━━━ SUPPLIED MATERIAL ━━━

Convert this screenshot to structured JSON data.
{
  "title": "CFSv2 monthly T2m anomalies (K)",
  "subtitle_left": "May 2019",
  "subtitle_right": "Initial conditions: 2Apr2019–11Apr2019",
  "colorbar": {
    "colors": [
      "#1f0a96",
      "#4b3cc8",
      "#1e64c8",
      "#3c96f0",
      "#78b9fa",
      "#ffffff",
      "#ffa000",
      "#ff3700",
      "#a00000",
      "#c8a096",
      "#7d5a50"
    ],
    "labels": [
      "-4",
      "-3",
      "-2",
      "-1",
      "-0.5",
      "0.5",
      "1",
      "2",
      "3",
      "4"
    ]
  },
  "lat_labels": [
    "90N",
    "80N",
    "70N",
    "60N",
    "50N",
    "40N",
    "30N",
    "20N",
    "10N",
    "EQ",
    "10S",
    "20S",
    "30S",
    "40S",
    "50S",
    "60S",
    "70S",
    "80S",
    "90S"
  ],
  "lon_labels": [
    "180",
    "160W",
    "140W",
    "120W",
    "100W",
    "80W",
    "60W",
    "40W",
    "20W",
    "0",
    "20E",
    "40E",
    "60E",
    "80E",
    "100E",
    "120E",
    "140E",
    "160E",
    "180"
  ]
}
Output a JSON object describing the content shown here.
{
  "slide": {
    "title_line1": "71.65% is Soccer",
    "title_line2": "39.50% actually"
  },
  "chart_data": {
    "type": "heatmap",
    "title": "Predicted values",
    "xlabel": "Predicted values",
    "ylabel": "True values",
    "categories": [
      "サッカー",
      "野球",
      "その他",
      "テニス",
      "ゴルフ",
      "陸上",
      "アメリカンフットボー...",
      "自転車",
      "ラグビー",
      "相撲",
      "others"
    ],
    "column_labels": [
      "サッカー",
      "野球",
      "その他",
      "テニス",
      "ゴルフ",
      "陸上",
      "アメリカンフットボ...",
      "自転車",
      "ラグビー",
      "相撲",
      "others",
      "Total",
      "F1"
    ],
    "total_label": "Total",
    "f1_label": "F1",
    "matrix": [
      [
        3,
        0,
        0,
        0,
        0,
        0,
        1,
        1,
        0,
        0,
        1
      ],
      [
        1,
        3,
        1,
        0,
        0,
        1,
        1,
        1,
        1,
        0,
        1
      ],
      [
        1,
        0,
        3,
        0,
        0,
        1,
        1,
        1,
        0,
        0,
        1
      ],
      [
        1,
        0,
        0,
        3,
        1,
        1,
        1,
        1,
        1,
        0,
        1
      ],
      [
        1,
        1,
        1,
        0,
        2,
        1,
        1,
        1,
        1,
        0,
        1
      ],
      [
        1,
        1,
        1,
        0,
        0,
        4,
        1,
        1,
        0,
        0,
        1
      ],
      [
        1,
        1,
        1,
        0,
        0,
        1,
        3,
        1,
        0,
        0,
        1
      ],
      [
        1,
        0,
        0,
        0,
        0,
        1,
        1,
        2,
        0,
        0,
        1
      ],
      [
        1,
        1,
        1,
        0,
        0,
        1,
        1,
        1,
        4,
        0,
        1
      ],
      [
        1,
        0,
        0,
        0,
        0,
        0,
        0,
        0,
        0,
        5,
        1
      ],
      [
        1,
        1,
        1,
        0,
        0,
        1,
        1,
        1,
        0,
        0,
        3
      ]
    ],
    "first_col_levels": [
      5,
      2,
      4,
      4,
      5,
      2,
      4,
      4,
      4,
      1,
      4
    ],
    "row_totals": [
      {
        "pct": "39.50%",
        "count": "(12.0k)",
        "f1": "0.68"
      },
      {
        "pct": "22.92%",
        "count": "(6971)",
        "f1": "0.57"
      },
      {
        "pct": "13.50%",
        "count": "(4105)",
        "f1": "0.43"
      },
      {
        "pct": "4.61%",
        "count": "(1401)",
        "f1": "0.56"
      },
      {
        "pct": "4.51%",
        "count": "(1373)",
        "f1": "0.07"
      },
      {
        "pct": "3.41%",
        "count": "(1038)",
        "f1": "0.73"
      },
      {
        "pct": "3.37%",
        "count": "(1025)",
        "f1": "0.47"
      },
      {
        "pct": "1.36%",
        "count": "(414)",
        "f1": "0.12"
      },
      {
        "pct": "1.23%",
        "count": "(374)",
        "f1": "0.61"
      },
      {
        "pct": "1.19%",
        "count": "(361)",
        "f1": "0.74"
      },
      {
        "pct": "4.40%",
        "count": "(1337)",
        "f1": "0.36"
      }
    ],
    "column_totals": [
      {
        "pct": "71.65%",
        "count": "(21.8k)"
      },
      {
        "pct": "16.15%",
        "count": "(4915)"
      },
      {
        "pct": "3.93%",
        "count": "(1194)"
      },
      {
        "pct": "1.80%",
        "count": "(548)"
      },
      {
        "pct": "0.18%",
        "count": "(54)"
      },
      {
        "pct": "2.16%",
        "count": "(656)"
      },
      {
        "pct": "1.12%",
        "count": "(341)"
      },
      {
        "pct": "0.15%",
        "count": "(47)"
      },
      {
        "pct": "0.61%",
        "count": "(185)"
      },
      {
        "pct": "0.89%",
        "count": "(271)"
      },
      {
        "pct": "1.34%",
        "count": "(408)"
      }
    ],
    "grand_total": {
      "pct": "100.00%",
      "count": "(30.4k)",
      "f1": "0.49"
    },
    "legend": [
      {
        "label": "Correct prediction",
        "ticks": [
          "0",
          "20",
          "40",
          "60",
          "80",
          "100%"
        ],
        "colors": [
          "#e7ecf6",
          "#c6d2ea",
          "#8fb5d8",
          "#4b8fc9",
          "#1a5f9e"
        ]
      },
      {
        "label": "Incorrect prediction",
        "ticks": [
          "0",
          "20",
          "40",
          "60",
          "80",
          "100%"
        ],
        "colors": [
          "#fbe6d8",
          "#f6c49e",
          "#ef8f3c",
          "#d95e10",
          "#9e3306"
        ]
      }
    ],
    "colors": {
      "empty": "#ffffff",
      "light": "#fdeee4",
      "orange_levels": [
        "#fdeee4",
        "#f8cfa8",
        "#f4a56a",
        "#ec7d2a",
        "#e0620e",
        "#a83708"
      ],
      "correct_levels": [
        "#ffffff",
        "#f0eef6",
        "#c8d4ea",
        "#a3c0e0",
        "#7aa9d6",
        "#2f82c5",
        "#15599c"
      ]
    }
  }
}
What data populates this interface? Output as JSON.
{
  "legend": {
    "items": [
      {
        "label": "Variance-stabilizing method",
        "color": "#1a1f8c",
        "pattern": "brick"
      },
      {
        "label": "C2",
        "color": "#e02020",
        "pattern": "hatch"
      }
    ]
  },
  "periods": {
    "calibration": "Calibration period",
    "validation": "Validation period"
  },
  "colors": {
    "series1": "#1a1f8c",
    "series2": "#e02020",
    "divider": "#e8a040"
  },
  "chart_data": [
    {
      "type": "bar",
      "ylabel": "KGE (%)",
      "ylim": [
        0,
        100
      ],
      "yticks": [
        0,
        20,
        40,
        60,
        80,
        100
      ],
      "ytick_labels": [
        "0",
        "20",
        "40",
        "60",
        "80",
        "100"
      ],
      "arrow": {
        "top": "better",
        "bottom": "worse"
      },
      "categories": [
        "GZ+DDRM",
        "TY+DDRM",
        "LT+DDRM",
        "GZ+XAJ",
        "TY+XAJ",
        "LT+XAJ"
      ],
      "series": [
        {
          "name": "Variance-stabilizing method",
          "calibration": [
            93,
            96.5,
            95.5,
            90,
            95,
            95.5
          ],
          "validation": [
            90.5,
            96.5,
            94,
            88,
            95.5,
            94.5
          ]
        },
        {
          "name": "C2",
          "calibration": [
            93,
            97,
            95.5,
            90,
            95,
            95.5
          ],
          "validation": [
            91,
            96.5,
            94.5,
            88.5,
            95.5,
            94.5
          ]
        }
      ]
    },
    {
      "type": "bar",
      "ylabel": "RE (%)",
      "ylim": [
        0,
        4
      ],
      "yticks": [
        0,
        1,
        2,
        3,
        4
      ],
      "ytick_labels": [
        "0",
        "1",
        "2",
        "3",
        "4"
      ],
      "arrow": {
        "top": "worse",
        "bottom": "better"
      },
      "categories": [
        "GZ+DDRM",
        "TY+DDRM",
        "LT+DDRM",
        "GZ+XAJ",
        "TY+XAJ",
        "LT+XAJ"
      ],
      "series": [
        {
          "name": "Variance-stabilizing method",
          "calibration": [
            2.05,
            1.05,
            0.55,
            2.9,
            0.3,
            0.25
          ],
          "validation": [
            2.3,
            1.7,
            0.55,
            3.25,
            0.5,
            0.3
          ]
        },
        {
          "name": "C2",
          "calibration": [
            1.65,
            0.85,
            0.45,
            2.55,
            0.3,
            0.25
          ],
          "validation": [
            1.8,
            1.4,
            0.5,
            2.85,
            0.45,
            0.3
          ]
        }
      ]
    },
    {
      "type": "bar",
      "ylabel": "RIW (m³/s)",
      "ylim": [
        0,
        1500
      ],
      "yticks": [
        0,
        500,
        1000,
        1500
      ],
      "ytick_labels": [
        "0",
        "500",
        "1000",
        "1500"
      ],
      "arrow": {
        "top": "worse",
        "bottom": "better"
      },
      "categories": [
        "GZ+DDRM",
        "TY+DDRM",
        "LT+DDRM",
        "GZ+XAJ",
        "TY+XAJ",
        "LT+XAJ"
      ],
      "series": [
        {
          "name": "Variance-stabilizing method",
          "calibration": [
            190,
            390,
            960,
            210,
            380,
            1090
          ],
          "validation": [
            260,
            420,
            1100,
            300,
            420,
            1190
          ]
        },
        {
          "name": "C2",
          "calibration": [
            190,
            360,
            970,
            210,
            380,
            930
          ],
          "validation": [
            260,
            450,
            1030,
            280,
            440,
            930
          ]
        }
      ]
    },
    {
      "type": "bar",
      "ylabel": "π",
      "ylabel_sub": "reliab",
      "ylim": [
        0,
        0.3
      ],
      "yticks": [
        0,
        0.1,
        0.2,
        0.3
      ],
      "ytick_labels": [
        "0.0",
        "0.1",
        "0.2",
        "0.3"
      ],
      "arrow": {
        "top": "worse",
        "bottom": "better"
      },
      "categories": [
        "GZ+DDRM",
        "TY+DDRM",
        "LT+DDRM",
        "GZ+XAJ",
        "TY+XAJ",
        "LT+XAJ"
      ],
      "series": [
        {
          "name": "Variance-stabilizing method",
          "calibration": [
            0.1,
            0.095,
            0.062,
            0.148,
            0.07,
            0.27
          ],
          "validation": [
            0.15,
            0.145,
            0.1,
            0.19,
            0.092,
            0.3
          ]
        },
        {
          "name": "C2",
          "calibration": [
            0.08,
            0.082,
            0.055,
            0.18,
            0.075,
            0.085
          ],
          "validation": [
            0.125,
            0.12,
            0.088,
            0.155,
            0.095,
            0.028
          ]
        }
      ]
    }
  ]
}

━━━

WHAT NEEDS TO BE DONE
Write out each line of the data that holds the string "this".

ANSWER BELOW
Convert this screenshot to structured JSON data.
What data populates this interface? Output as JSON.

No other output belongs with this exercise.